-- Task to carry out --
Type out the complete listing below word for word, without its pictures.

::: Data listing :::

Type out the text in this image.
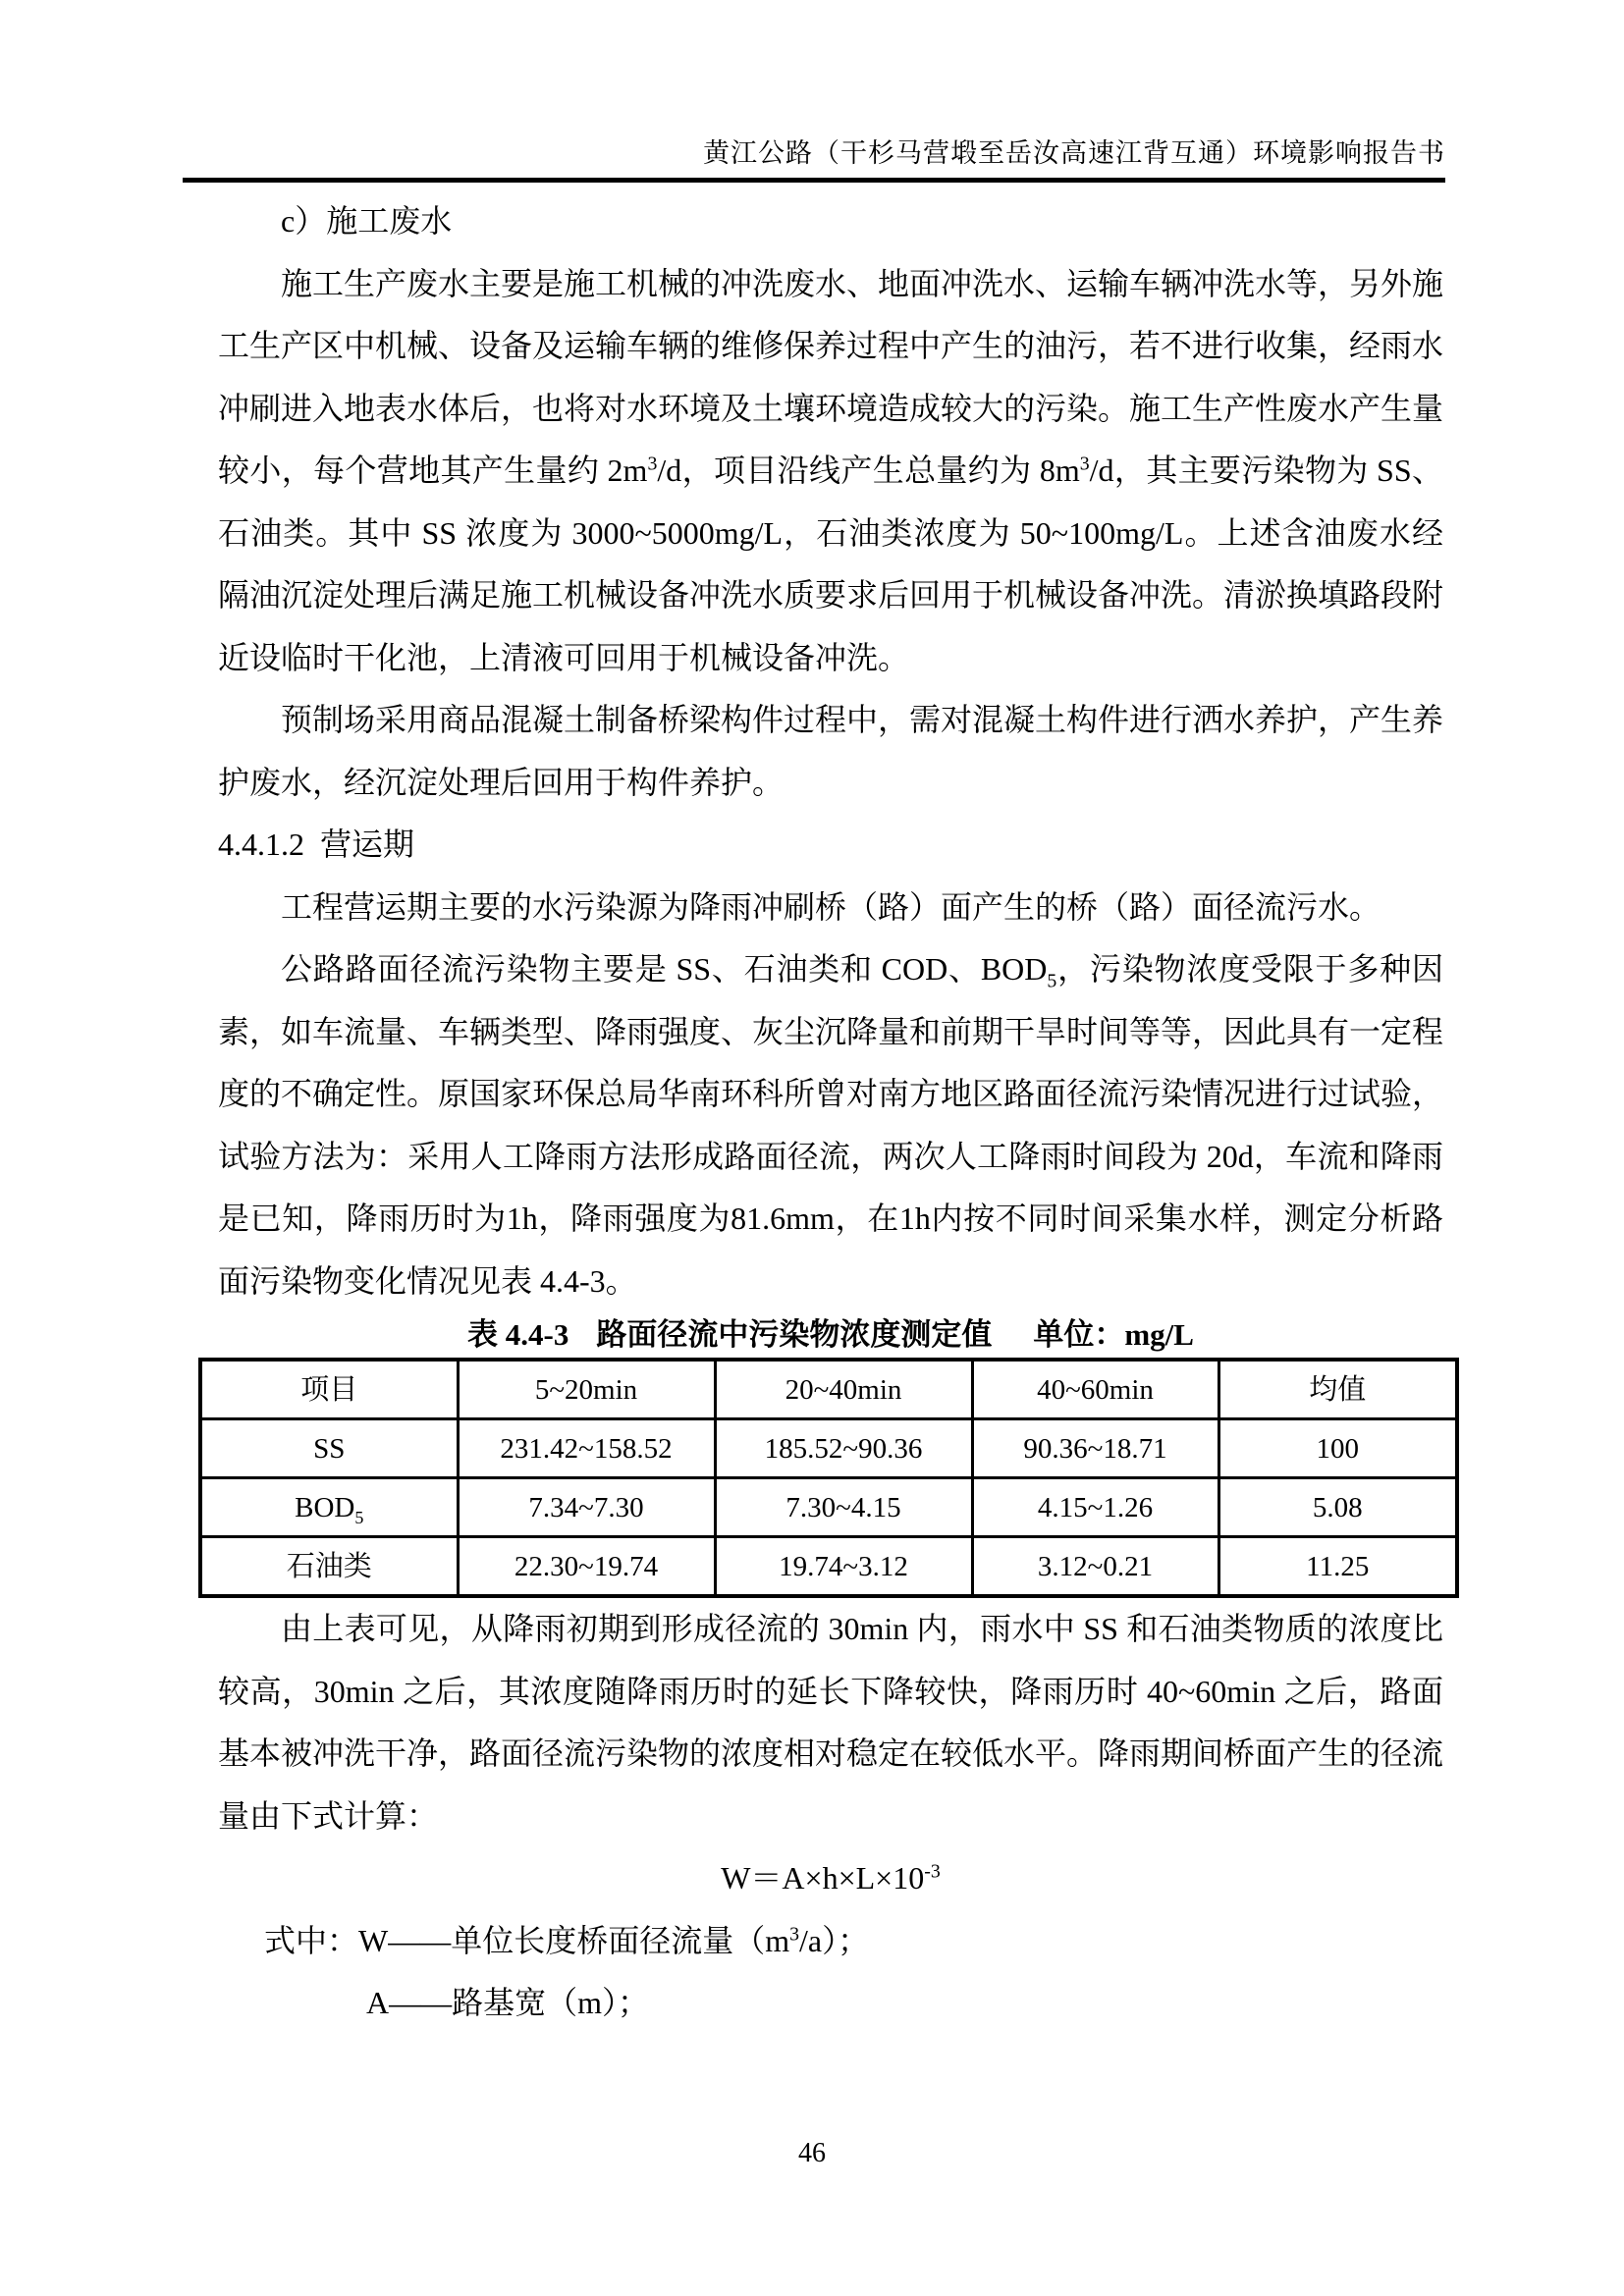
黄江公路（干杉马营塅至岳汝高速江背互通）环境影响报告书

c）施工废水

施工生产废水主要是施工机械的冲洗废水、地面冲洗水、运输车辆冲洗水等，另外施工生产区中机械、设备及运输车辆的维修保养过程中产生的油污，若不进行收集，经雨水冲刷进入地表水体后，也将对水环境及土壤环境造成较大的污染。施工生产性废水产生量较小，每个营地其产生量约 $2m^3/d$，项目沿线产生总量约为 $8m^3/d$，其主要污染物为 SS、石油类。其中 SS 浓度为 3000~5000mg/L，石油类浓度为 50~100mg/L。上述含油废水经隔油沉淀处理后满足施工机械设备冲洗水质要求后回用于机械设备冲洗。清淤换填路段附近设临时干化池，上清液可回用于机械设备冲洗。

预制场采用商品混凝土制备桥梁构件过程中，需对混凝土构件进行洒水养护，产生养护废水，经沉淀处理后回用于构件养护。

4.4.1.2  营运期

工程营运期主要的水污染源为降雨冲刷桥（路）面产生的桥（路）面径流污水。

公路路面径流污染物主要是 SS、石油类和 COD、$BOD_5$，污染物浓度受限于多种因素，如车流量、车辆类型、降雨强度、灰尘沉降量和前期干旱时间等等，因此具有一定程度的不确定性。原国家环保总局华南环科所曾对南方地区路面径流污染情况进行过试验，试验方法为：采用人工降雨方法形成路面径流，两次人工降雨时间段为 20d，车流和降雨是已知，降雨历时为1h，降雨强度为81.6mm，在1h内按不同时间采集水样，测定分析路面污染物变化情况见表 4.4-3。

表 4.4-3 路面径流中污染物浓度测定值 单位：mg/L

项目	5~20min	20~40min	40~60min	均值
SS	231.42~158.52	185.52~90.36	90.36~18.71	100
$BOD_5$	7.34~7.30	7.30~4.15	4.15~1.26	5.08
石油类	22.30~19.74	19.74~3.12	3.12~0.21	11.25

由上表可见，从降雨初期到形成径流的 30min 内，雨水中 SS 和石油类物质的浓度比较高，30min 之后，其浓度随降雨历时的延长下降较快，降雨历时 40~60min 之后，路面基本被冲洗干净，路面径流污染物的浓度相对稳定在较低水平。降雨期间桥面产生的径流量由下式计算：

$W=A\times h\times L\times 10^{-3}$

式中：W——单位长度桥面径流量$(m^3/a)$；

A——路基宽（m）；

46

:::

-- Full response --
Type out the text in this image.
黄江公路（干杉马营塅至岳汝高速江背互通）环境影响报告书

c）施工废水

施工生产废水主要是施工机械的冲洗废水、地面冲洗水、运输车辆冲洗水等，另外施工生产区中机械、设备及运输车辆的维修保养过程中产生的油污，若不进行收集，经雨水冲刷进入地表水体后，也将对水环境及土壤环境造成较大的污染。施工生产性废水产生量较小，每个营地其产生量约 $2m^3/d$，项目沿线产生总量约为 $8m^3/d$，其主要污染物为 SS、石油类。其中 SS 浓度为 3000~5000mg/L，石油类浓度为 50~100mg/L。上述含油废水经隔油沉淀处理后满足施工机械设备冲洗水质要求后回用于机械设备冲洗。清淤换填路段附近设临时干化池，上清液可回用于机械设备冲洗。

预制场采用商品混凝土制备桥梁构件过程中，需对混凝土构件进行洒水养护，产生养护废水，经沉淀处理后回用于构件养护。

4.4.1.2  营运期

工程营运期主要的水污染源为降雨冲刷桥（路）面产生的桥（路）面径流污水。

公路路面径流污染物主要是 SS、石油类和 COD、$BOD_5$，污染物浓度受限于多种因素，如车流量、车辆类型、降雨强度、灰尘沉降量和前期干旱时间等等，因此具有一定程度的不确定性。原国家环保总局华南环科所曾对南方地区路面径流污染情况进行过试验，试验方法为：采用人工降雨方法形成路面径流，两次人工降雨时间段为 20d，车流和降雨是已知，降雨历时为1h，降雨强度为81.6mm，在1h内按不同时间采集水样，测定分析路面污染物变化情况见表 4.4-3。

表 4.4-3 路面径流中污染物浓度测定值 单位：mg/L

项目	5~20min	20~40min	40~60min	均值
SS	231.42~158.52	185.52~90.36	90.36~18.71	100
$BOD_5$	7.34~7.30	7.30~4.15	4.15~1.26	5.08
石油类	22.30~19.74	19.74~3.12	3.12~0.21	11.25

由上表可见，从降雨初期到形成径流的 30min 内，雨水中 SS 和石油类物质的浓度比较高，30min 之后，其浓度随降雨历时的延长下降较快，降雨历时 40~60min 之后，路面基本被冲洗干净，路面径流污染物的浓度相对稳定在较低水平。降雨期间桥面产生的径流量由下式计算：

$W=A\times h\times L\times 10^{-3}$

式中：W——单位长度桥面径流量$(m^3/a)$；

A——路基宽（m）；

46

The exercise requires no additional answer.